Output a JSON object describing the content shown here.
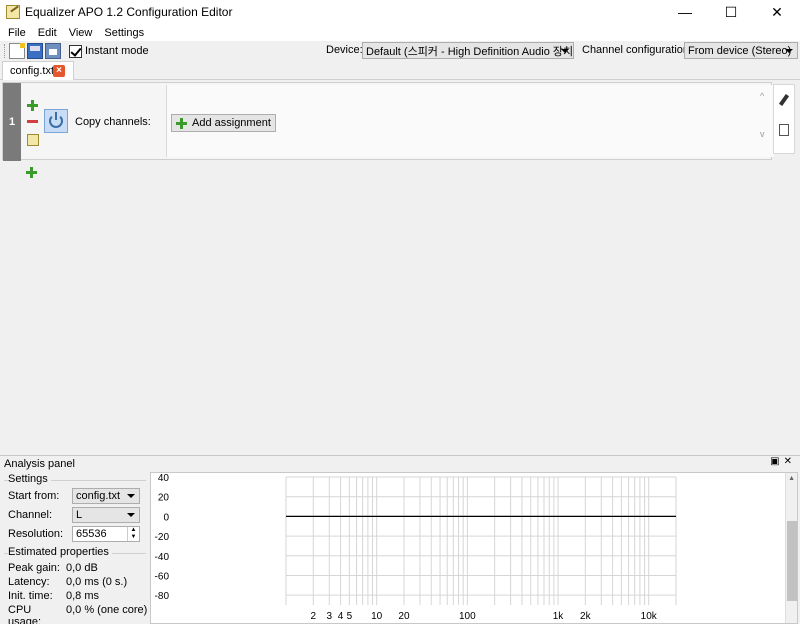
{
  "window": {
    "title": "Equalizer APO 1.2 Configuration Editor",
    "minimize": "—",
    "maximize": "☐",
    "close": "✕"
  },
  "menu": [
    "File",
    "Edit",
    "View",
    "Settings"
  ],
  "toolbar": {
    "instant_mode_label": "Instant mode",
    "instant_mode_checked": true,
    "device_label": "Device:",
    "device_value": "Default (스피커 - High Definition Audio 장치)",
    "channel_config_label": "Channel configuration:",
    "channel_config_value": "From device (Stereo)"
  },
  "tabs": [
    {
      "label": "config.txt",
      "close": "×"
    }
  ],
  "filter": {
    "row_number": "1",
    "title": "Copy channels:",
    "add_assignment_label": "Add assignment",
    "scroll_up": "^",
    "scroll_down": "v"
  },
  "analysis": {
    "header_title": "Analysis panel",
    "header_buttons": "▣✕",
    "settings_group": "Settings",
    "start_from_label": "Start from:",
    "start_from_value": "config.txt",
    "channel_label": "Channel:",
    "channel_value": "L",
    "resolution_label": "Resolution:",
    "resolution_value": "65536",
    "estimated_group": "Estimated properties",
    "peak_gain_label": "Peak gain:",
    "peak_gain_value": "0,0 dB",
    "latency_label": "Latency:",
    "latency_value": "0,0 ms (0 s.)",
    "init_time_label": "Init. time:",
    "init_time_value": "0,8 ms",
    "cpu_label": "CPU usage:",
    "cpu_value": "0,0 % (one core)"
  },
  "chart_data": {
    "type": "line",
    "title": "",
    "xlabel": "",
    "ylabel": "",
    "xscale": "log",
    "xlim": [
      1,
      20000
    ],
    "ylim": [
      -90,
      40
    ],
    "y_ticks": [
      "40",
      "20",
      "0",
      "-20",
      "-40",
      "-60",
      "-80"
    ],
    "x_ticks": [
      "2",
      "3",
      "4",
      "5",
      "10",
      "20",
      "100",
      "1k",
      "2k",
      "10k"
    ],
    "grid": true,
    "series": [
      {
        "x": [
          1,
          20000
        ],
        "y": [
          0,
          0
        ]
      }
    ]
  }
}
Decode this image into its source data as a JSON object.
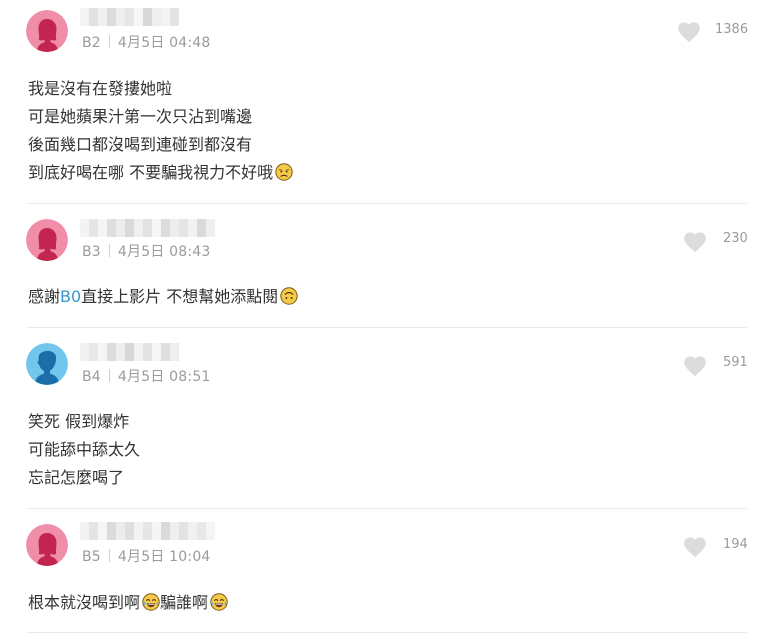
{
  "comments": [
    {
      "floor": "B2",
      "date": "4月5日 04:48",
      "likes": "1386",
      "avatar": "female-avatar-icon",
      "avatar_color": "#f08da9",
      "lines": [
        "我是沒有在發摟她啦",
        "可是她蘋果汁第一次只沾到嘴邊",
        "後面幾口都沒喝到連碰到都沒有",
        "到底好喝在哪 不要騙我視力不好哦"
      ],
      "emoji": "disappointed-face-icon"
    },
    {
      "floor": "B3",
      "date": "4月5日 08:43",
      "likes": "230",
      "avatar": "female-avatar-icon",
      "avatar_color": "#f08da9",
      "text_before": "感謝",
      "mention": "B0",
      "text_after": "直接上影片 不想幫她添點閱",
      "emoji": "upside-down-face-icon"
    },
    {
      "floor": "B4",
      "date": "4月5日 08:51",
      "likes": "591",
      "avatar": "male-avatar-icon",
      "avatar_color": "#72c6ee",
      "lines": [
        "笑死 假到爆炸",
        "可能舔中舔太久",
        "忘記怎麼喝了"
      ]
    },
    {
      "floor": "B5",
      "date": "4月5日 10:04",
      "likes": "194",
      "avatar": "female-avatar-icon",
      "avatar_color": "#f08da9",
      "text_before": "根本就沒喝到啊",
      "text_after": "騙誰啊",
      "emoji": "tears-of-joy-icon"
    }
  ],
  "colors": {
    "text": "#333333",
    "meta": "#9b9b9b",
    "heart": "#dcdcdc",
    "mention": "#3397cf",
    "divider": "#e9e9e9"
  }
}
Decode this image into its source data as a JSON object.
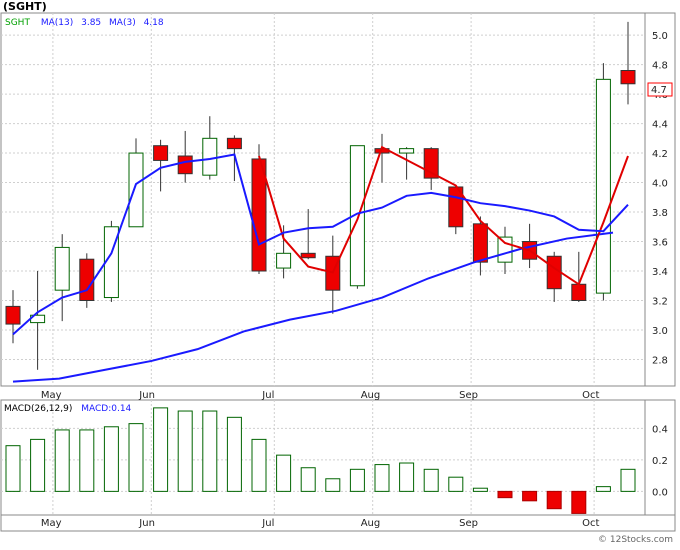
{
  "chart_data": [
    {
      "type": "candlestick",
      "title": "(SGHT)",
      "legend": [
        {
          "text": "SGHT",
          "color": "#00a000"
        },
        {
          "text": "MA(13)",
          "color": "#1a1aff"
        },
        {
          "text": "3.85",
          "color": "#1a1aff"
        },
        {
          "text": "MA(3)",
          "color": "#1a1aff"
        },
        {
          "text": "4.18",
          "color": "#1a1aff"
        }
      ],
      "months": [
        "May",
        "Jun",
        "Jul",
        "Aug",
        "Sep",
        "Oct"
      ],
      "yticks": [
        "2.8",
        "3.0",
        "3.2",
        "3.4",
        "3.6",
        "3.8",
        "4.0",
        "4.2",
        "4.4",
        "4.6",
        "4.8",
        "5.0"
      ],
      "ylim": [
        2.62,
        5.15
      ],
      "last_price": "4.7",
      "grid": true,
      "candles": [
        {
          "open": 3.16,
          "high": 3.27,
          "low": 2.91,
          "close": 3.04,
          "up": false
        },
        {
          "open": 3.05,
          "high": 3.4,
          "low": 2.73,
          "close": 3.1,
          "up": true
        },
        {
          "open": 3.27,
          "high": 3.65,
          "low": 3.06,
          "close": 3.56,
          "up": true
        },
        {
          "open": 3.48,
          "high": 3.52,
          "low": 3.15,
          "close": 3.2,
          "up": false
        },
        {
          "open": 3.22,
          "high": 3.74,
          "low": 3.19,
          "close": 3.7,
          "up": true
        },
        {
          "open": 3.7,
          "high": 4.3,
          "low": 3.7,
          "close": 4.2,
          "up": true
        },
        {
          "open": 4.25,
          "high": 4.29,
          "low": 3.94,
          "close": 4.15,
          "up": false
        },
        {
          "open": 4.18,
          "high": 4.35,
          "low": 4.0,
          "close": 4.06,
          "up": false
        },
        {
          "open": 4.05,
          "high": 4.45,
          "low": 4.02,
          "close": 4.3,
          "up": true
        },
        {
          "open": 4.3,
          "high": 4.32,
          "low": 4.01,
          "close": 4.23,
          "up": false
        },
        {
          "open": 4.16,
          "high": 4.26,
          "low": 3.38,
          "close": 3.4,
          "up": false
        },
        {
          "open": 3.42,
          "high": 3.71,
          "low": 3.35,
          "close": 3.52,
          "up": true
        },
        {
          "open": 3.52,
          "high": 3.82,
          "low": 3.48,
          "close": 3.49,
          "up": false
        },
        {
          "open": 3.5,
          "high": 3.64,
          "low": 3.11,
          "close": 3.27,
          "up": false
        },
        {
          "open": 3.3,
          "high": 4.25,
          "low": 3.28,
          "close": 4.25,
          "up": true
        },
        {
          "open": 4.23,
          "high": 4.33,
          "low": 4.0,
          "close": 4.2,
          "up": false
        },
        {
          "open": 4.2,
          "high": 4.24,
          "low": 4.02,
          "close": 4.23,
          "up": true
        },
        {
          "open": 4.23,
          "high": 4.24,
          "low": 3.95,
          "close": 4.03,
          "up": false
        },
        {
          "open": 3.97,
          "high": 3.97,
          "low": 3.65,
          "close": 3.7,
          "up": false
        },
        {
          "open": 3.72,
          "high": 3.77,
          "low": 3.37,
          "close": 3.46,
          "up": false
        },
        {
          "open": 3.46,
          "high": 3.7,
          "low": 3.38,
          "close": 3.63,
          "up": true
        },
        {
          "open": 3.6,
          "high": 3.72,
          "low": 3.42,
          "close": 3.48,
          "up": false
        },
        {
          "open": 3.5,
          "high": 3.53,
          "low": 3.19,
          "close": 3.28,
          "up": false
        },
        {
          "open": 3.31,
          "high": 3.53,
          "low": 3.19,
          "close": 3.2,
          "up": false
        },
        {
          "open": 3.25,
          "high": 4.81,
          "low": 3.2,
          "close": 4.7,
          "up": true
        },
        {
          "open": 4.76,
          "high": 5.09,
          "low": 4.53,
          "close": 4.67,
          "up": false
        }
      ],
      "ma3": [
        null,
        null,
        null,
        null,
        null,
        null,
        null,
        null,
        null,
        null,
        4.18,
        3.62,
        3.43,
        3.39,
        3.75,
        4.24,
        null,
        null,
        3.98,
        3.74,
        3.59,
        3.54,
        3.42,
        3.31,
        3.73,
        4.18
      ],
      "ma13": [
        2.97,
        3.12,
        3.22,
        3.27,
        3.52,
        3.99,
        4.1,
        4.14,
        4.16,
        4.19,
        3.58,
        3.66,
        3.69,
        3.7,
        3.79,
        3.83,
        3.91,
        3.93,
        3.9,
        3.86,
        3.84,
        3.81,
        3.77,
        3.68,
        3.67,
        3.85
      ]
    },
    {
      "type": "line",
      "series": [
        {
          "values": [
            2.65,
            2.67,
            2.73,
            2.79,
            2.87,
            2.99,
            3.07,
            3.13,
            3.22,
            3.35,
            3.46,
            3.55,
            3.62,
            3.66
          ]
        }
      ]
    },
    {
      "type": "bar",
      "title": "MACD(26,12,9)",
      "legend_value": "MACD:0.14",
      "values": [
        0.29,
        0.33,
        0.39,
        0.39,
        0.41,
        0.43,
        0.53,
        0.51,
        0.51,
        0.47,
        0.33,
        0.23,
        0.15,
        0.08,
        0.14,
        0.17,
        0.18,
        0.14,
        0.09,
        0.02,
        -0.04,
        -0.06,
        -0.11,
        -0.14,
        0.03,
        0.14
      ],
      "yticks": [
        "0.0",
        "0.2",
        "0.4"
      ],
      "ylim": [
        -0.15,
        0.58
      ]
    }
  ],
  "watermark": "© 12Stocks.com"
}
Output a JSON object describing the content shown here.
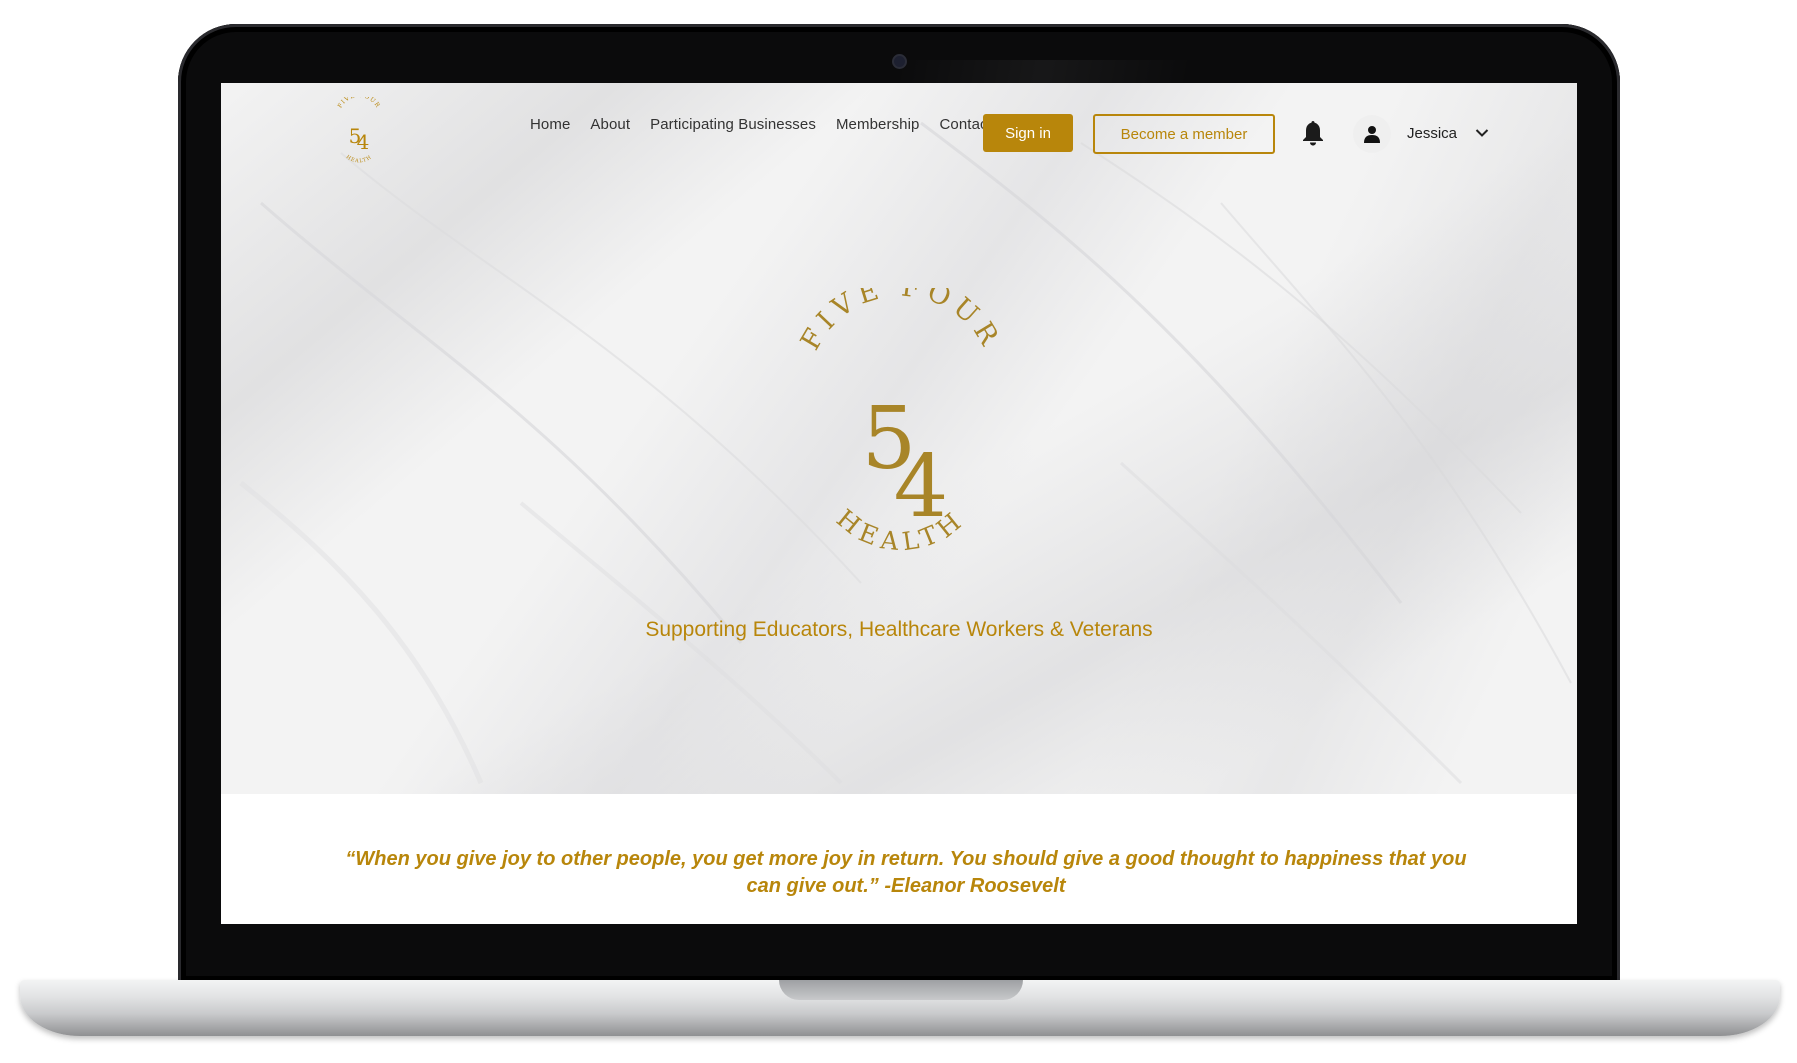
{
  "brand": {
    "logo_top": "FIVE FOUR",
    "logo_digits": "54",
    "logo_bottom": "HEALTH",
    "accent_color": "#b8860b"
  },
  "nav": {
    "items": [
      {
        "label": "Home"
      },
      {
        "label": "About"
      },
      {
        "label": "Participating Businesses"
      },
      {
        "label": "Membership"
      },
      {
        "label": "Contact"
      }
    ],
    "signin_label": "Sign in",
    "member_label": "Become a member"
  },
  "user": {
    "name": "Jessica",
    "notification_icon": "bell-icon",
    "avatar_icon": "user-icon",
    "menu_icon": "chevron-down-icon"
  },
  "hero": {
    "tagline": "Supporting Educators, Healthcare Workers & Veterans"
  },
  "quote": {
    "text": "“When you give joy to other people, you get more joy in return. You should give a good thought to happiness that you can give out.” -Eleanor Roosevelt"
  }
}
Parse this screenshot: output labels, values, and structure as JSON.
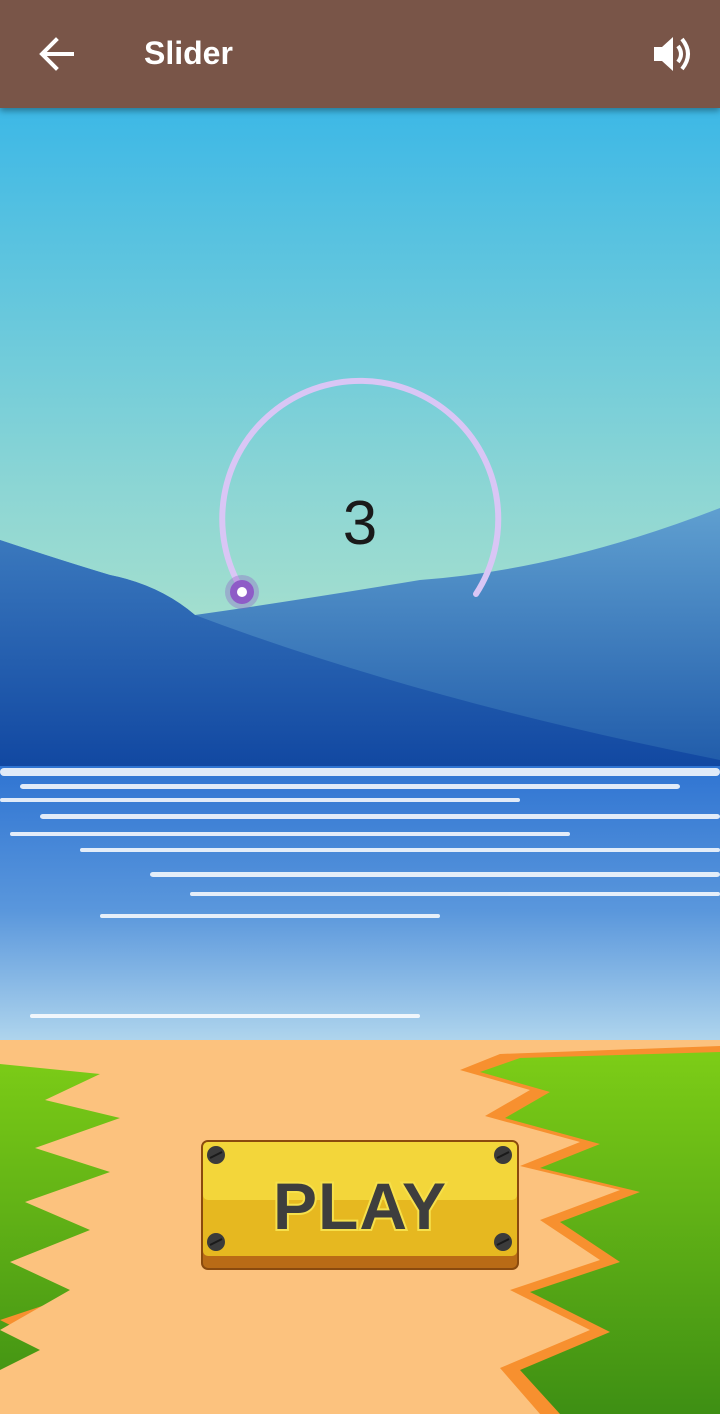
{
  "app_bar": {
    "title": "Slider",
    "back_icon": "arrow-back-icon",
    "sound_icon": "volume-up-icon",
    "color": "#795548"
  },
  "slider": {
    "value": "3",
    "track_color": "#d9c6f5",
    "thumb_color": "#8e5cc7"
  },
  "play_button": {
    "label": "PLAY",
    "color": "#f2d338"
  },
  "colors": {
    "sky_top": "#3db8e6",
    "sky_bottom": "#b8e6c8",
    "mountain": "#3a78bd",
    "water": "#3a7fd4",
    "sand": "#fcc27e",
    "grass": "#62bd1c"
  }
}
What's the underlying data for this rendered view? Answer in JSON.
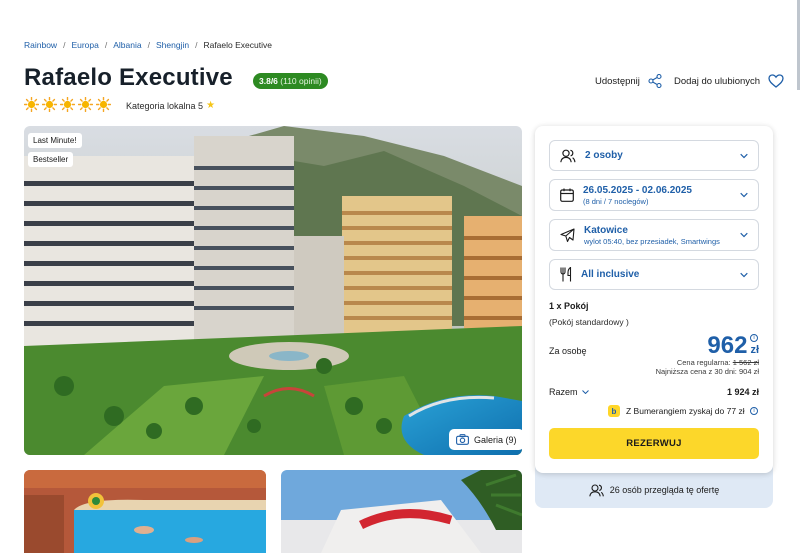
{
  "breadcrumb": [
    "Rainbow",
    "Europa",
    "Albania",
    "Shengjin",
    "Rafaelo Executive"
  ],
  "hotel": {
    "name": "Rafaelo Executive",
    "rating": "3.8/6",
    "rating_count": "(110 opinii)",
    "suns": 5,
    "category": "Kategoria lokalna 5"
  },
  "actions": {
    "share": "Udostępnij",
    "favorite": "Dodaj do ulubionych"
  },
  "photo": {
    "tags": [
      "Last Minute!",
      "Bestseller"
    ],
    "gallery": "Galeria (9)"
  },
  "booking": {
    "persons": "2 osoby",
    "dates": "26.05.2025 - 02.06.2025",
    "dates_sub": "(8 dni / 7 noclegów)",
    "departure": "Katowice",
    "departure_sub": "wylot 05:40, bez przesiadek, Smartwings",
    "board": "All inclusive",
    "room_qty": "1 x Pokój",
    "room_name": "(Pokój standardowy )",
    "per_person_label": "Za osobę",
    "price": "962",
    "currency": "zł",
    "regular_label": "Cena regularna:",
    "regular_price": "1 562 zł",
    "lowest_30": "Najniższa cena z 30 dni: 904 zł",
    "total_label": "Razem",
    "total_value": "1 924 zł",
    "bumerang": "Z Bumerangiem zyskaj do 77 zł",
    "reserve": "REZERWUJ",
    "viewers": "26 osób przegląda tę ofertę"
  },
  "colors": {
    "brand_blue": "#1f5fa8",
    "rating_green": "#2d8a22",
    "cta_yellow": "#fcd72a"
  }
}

--------------------

▶ PROBLEM TO SOLVE
Tell how many lines of the data include the word "likes", and nothing else.

▶ WRITTEN ANSWER
4